▶ WORK TO DO: Output all of the data below exactly as given.

-- BEGIN ENTRIES SUPPLIED --

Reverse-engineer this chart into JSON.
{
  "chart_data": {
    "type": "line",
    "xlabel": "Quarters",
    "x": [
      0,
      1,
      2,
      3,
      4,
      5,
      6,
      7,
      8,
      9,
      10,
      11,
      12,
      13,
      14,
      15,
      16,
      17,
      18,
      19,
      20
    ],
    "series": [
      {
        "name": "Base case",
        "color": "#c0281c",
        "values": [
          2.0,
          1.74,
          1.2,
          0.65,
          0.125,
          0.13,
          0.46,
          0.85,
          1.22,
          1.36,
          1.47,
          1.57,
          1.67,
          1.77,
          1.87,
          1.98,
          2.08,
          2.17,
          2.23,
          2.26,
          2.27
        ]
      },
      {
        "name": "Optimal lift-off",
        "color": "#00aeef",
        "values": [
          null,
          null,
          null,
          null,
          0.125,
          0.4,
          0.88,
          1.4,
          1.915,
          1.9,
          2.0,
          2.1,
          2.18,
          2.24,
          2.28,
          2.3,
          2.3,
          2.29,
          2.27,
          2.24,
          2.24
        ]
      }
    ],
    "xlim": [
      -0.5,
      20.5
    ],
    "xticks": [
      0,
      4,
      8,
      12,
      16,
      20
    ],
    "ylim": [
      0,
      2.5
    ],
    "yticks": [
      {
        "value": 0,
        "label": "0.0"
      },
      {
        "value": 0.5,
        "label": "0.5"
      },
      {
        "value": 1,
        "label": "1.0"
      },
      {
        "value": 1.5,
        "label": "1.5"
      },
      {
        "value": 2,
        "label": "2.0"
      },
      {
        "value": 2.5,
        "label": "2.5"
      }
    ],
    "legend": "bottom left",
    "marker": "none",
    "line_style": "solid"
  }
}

-- END ENTRIES SUPPLIED --

▶ FINAL RESULT:
Reverse-engineer this chart into JSON.
{
  "chart_data": {
    "type": "line",
    "xlabel": "Quarters",
    "x": [
      0,
      1,
      2,
      3,
      4,
      5,
      6,
      7,
      8,
      9,
      10,
      11,
      12,
      13,
      14,
      15,
      16,
      17,
      18,
      19,
      20
    ],
    "series": [
      {
        "name": "Base case",
        "color": "#c0281c",
        "values": [
          2.0,
          1.74,
          1.2,
          0.65,
          0.125,
          0.13,
          0.46,
          0.85,
          1.22,
          1.36,
          1.47,
          1.57,
          1.67,
          1.77,
          1.87,
          1.98,
          2.08,
          2.17,
          2.23,
          2.26,
          2.27
        ]
      },
      {
        "name": "Optimal lift-off",
        "color": "#00aeef",
        "values": [
          null,
          null,
          null,
          null,
          0.125,
          0.4,
          0.88,
          1.4,
          1.915,
          1.9,
          2.0,
          2.1,
          2.18,
          2.24,
          2.28,
          2.3,
          2.3,
          2.29,
          2.27,
          2.24,
          2.24
        ]
      }
    ],
    "xlim": [
      -0.5,
      20.5
    ],
    "xticks": [
      0,
      4,
      8,
      12,
      16,
      20
    ],
    "ylim": [
      0,
      2.5
    ],
    "yticks": [
      {
        "value": 0,
        "label": "0.0"
      },
      {
        "value": 0.5,
        "label": "0.5"
      },
      {
        "value": 1,
        "label": "1.0"
      },
      {
        "value": 1.5,
        "label": "1.5"
      },
      {
        "value": 2,
        "label": "2.0"
      },
      {
        "value": 2.5,
        "label": "2.5"
      }
    ],
    "legend": "bottom left",
    "marker": "none",
    "line_style": "solid"
  }
}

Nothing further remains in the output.